++++ Information given

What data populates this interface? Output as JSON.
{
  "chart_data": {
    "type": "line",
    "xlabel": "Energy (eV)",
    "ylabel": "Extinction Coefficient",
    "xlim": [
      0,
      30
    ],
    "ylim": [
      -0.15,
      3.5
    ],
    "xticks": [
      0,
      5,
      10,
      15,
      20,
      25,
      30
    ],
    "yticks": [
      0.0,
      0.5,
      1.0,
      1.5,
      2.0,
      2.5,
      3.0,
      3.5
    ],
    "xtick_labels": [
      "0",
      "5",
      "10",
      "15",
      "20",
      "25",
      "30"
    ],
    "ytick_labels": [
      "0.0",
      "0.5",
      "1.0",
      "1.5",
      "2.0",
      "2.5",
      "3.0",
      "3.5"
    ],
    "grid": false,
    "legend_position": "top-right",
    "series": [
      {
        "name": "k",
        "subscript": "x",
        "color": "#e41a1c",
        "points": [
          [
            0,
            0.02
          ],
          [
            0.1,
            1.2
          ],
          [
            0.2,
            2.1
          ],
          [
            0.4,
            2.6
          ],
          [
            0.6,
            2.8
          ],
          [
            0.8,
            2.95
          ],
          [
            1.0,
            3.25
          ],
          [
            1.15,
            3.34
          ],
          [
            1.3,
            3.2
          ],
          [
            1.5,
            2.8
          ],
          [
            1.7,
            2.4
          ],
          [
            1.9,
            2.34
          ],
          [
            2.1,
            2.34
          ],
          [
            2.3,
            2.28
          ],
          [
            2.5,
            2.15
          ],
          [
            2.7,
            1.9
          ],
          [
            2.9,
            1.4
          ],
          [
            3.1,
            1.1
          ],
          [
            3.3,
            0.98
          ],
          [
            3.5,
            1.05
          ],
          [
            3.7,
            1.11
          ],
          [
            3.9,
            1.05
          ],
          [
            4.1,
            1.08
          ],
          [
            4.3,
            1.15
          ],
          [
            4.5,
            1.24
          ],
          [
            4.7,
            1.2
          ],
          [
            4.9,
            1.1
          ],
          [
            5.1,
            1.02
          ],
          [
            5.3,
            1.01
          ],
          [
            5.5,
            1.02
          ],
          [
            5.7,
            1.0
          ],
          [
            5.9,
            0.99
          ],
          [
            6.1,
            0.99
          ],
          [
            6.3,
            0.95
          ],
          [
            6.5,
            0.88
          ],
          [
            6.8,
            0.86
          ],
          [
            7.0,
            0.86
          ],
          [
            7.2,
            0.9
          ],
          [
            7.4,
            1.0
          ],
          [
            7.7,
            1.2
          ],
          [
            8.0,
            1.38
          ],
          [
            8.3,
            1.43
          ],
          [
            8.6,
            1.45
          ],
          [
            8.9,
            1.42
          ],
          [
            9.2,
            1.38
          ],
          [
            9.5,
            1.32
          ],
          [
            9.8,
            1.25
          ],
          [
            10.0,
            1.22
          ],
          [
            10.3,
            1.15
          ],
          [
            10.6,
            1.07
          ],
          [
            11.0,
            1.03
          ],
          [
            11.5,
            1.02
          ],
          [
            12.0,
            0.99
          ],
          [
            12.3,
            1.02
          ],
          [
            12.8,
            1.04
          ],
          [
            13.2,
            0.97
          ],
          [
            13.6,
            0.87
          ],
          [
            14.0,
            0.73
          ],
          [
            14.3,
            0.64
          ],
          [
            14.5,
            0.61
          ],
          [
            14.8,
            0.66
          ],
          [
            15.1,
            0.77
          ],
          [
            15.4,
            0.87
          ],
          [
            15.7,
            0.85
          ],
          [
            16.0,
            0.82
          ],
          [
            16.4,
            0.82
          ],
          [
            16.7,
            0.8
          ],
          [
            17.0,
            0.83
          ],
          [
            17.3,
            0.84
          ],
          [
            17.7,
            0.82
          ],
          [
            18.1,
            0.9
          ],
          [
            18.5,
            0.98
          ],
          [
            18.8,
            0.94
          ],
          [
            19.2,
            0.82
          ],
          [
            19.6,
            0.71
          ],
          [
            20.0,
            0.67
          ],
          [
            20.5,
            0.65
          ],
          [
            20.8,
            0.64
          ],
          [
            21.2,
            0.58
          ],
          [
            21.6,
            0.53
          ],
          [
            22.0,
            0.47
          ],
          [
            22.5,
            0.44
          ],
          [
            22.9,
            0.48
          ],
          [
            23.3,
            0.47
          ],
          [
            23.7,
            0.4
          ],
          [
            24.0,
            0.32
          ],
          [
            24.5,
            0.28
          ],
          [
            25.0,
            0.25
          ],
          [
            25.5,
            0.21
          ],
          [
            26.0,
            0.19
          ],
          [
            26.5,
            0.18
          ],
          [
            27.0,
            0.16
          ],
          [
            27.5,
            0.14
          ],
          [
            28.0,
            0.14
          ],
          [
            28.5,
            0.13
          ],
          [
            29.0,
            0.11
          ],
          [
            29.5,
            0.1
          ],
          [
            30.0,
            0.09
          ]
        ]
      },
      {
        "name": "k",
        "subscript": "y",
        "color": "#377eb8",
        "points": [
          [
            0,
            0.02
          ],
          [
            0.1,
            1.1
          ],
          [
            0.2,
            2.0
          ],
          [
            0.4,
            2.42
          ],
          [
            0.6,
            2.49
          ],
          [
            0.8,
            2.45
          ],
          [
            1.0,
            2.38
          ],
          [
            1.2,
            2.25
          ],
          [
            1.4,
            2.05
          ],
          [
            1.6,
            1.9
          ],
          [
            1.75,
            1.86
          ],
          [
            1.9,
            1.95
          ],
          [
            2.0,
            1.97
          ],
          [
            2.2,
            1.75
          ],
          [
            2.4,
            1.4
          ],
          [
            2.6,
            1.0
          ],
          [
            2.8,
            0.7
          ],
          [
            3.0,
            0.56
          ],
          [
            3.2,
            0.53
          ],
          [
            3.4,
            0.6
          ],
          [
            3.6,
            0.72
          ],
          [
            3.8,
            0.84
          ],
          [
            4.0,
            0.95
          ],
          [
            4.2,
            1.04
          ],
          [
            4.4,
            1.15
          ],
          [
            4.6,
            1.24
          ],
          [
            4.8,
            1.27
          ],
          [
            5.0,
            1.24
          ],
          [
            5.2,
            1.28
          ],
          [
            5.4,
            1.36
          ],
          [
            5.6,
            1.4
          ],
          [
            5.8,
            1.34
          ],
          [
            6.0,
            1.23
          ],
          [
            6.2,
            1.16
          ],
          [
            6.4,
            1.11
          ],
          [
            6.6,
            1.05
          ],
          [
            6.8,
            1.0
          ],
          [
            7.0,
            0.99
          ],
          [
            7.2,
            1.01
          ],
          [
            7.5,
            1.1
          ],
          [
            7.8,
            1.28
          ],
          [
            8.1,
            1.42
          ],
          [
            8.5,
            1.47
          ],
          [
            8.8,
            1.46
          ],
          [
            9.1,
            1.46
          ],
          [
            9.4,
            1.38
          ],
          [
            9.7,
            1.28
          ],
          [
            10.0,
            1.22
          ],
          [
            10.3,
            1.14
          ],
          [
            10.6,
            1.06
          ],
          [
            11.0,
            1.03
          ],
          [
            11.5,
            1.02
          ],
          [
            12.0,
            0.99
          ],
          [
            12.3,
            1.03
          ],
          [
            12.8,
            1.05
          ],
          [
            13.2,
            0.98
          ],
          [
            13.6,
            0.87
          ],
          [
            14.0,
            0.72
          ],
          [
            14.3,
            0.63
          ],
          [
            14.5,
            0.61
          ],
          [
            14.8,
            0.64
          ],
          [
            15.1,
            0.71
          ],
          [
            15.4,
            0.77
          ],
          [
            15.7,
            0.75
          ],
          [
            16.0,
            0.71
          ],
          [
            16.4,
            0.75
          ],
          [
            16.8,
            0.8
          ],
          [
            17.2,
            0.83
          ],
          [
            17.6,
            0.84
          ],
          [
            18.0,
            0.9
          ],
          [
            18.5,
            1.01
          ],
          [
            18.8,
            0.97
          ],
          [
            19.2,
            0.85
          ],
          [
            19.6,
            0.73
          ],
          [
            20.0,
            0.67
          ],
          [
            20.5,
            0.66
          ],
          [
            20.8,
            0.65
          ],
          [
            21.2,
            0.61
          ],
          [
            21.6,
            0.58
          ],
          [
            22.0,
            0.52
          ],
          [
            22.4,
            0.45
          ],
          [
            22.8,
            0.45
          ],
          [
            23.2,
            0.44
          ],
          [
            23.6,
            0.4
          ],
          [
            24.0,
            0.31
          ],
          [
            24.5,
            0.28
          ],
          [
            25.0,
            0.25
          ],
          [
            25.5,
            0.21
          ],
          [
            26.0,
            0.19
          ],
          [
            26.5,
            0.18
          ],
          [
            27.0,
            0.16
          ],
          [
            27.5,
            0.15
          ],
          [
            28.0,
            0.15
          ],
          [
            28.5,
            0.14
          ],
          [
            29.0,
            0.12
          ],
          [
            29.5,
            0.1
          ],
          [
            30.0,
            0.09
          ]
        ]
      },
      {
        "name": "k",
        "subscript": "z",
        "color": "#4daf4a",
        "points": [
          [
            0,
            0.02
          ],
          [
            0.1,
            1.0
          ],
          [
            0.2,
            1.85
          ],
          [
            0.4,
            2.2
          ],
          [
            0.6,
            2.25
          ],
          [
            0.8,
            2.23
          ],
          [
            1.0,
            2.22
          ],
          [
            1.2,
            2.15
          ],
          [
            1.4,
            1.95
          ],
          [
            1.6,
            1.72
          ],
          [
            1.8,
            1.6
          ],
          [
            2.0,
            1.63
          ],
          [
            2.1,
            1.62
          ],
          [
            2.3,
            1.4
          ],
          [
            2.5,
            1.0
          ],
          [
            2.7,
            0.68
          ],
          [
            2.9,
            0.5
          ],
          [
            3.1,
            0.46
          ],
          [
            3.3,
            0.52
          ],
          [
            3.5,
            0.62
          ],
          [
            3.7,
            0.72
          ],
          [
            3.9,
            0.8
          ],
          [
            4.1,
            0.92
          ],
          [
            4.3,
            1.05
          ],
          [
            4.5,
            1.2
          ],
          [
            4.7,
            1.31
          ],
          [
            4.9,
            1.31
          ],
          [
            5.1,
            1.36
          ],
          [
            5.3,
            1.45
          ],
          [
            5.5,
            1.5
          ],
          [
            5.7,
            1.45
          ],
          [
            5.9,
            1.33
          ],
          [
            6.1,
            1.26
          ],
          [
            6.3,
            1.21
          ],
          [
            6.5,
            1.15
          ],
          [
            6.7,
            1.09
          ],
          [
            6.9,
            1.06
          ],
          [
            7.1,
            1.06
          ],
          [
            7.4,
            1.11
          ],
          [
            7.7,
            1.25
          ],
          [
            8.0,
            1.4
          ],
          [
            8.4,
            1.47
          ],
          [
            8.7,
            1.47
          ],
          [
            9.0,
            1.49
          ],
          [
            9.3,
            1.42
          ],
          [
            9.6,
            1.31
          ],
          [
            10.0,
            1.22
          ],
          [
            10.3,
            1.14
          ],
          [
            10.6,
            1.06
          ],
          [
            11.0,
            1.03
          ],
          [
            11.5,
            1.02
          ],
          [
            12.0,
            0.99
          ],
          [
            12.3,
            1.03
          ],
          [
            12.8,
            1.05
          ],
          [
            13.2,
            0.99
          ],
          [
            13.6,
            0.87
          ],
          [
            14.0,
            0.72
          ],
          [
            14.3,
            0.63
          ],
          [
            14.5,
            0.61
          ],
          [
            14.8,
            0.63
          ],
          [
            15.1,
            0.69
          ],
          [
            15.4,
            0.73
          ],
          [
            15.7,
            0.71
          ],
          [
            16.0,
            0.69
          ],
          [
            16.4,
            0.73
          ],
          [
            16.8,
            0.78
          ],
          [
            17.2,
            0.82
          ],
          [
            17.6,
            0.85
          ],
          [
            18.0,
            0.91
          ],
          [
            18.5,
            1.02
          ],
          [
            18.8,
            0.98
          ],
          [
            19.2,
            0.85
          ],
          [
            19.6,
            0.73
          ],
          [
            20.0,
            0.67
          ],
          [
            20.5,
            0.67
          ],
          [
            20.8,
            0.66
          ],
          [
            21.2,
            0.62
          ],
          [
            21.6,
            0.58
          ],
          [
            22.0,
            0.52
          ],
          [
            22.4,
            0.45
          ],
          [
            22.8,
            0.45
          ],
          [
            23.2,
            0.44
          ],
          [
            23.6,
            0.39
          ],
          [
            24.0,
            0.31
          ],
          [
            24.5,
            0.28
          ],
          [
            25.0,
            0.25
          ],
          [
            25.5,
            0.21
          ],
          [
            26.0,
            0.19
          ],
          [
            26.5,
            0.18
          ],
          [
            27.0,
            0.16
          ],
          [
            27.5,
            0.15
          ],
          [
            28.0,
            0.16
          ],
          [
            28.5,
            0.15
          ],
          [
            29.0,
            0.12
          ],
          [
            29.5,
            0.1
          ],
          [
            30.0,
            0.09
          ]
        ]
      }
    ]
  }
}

++++++++

- **The request**
Copy every line in the listing above where the string "color" turns up.

- **Task answer**
        "color": "#e41a1c",
        "color": "#377eb8",
        "color": "#4daf4a",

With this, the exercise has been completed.